**THE EXERCISE**
Please give the data below again in full, exactly as it stands.

**DATA IN THIS EXERCISE**
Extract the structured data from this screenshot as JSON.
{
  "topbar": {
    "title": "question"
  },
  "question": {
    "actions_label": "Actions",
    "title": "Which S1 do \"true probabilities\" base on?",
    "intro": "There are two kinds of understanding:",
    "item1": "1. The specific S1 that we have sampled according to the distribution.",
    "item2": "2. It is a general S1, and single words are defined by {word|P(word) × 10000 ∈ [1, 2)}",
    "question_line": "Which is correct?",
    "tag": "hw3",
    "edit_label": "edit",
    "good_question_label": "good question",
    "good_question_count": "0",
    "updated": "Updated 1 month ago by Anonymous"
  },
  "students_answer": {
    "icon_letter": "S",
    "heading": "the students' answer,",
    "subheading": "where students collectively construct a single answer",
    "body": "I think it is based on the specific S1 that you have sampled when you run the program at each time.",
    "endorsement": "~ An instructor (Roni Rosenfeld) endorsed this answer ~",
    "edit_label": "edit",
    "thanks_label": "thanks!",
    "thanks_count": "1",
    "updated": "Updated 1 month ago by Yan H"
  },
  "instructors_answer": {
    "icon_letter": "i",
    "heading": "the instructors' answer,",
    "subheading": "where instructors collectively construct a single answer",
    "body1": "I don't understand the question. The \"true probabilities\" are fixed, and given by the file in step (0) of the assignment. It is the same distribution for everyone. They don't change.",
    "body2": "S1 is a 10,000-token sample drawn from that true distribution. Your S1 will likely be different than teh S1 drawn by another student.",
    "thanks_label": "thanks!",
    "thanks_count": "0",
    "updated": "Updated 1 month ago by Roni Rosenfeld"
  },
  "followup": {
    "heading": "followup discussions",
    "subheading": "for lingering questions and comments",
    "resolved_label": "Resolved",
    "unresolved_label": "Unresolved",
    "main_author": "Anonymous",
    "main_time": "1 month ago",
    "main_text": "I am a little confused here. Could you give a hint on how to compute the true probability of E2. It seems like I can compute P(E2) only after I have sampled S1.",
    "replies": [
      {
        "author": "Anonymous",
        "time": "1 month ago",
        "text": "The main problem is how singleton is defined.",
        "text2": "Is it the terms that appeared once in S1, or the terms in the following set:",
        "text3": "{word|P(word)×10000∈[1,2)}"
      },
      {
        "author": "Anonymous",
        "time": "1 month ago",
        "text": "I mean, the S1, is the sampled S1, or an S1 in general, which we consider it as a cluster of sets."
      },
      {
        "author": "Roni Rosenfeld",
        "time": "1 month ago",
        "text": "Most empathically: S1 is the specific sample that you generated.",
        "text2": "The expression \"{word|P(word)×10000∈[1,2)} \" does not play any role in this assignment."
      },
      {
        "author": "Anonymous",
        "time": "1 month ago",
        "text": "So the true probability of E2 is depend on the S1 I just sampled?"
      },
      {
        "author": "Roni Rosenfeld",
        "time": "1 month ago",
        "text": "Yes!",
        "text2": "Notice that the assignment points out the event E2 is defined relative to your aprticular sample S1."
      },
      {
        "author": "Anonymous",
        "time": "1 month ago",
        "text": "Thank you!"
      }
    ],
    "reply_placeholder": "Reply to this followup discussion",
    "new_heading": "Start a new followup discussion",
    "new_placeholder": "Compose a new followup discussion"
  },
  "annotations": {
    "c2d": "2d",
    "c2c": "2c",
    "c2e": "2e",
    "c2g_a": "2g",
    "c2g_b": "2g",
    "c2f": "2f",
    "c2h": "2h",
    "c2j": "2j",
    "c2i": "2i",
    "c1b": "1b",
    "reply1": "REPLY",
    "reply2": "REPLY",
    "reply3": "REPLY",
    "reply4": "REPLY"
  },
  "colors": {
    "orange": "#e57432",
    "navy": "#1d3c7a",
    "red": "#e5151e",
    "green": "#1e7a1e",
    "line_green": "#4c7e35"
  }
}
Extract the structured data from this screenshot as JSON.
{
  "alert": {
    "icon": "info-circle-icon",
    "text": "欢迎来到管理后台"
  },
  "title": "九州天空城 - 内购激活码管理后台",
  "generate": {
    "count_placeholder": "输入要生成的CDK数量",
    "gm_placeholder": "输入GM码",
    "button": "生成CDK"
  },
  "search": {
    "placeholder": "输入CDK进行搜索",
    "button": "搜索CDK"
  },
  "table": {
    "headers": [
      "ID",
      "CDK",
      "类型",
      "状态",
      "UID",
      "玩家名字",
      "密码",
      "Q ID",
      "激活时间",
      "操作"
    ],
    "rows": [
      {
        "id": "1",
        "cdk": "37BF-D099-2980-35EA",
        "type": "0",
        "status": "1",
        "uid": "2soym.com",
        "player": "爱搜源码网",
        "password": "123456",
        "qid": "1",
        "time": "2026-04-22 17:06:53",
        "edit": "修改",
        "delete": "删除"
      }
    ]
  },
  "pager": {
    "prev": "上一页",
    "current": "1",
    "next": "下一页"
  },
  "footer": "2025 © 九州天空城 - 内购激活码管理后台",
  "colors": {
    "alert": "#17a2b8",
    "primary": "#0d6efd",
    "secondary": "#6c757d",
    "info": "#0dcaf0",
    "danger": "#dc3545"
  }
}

**IN RESPONSE**
Extract the structured data from this screenshot as JSON.
{
  "topbar": {
    "title": "question"
  },
  "question": {
    "actions_label": "Actions",
    "title": "Which S1 do \"true probabilities\" base on?",
    "intro": "There are two kinds of understanding:",
    "item1": "1. The specific S1 that we have sampled according to the distribution.",
    "item2": "2. It is a general S1, and single words are defined by {word|P(word) × 10000 ∈ [1, 2)}",
    "question_line": "Which is correct?",
    "tag": "hw3",
    "edit_label": "edit",
    "good_question_label": "good question",
    "good_question_count": "0",
    "updated": "Updated 1 month ago by Anonymous"
  },
  "students_answer": {
    "icon_letter": "S",
    "heading": "the students' answer,",
    "subheading": "where students collectively construct a single answer",
    "body": "I think it is based on the specific S1 that you have sampled when you run the program at each time.",
    "endorsement": "~ An instructor (Roni Rosenfeld) endorsed this answer ~",
    "edit_label": "edit",
    "thanks_label": "thanks!",
    "thanks_count": "1",
    "updated": "Updated 1 month ago by Yan H"
  },
  "instructors_answer": {
    "icon_letter": "i",
    "heading": "the instructors' answer,",
    "subheading": "where instructors collectively construct a single answer",
    "body1": "I don't understand the question. The \"true probabilities\" are fixed, and given by the file in step (0) of the assignment. It is the same distribution for everyone. They don't change.",
    "body2": "S1 is a 10,000-token sample drawn from that true distribution. Your S1 will likely be different than teh S1 drawn by another student.",
    "thanks_label": "thanks!",
    "thanks_count": "0",
    "updated": "Updated 1 month ago by Roni Rosenfeld"
  },
  "followup": {
    "heading": "followup discussions",
    "subheading": "for lingering questions and comments",
    "resolved_label": "Resolved",
    "unresolved_label": "Unresolved",
    "main_author": "Anonymous",
    "main_time": "1 month ago",
    "main_text": "I am a little confused here. Could you give a hint on how to compute the true probability of E2. It seems like I can compute P(E2) only after I have sampled S1.",
    "replies": [
      {
        "author": "Anonymous",
        "time": "1 month ago",
        "text": "The main problem is how singleton is defined.",
        "text2": "Is it the terms that appeared once in S1, or the terms in the following set:",
        "text3": "{word|P(word)×10000∈[1,2)}"
      },
      {
        "author": "Anonymous",
        "time": "1 month ago",
        "text": "I mean, the S1, is the sampled S1, or an S1 in general, which we consider it as a cluster of sets."
      },
      {
        "author": "Roni Rosenfeld",
        "time": "1 month ago",
        "text": "Most empathically: S1 is the specific sample that you generated.",
        "text2": "The expression \"{word|P(word)×10000∈[1,2)} \" does not play any role in this assignment."
      },
      {
        "author": "Anonymous",
        "time": "1 month ago",
        "text": "So the true probability of E2 is depend on the S1 I just sampled?"
      },
      {
        "author": "Roni Rosenfeld",
        "time": "1 month ago",
        "text": "Yes!",
        "text2": "Notice that the assignment points out the event E2 is defined relative to your aprticular sample S1."
      },
      {
        "author": "Anonymous",
        "time": "1 month ago",
        "text": "Thank you!"
      }
    ],
    "reply_placeholder": "Reply to this followup discussion",
    "new_heading": "Start a new followup discussion",
    "new_placeholder": "Compose a new followup discussion"
  },
  "annotations": {
    "c2d": "2d",
    "c2c": "2c",
    "c2e": "2e",
    "c2g_a": "2g",
    "c2g_b": "2g",
    "c2f": "2f",
    "c2h": "2h",
    "c2j": "2j",
    "c2i": "2i",
    "c1b": "1b",
    "reply1": "REPLY",
    "reply2": "REPLY",
    "reply3": "REPLY",
    "reply4": "REPLY"
  },
  "colors": {
    "orange": "#e57432",
    "navy": "#1d3c7a",
    "red": "#e5151e",
    "green": "#1e7a1e",
    "line_green": "#4c7e35"
  }
}
Extract the structured data from this screenshot as JSON.
{
  "alert": {
    "icon": "info-circle-icon",
    "text": "欢迎来到管理后台"
  },
  "title": "九州天空城 - 内购激活码管理后台",
  "generate": {
    "count_placeholder": "输入要生成的CDK数量",
    "gm_placeholder": "输入GM码",
    "button": "生成CDK"
  },
  "search": {
    "placeholder": "输入CDK进行搜索",
    "button": "搜索CDK"
  },
  "table": {
    "headers": [
      "ID",
      "CDK",
      "类型",
      "状态",
      "UID",
      "玩家名字",
      "密码",
      "Q ID",
      "激活时间",
      "操作"
    ],
    "rows": [
      {
        "id": "1",
        "cdk": "37BF-D099-2980-35EA",
        "type": "0",
        "status": "1",
        "uid": "2soym.com",
        "player": "爱搜源码网",
        "password": "123456",
        "qid": "1",
        "time": "2026-04-22 17:06:53",
        "edit": "修改",
        "delete": "删除"
      }
    ]
  },
  "pager": {
    "prev": "上一页",
    "current": "1",
    "next": "下一页"
  },
  "footer": "2025 © 九州天空城 - 内购激活码管理后台",
  "colors": {
    "alert": "#17a2b8",
    "primary": "#0d6efd",
    "secondary": "#6c757d",
    "info": "#0dcaf0",
    "danger": "#dc3545"
  }
}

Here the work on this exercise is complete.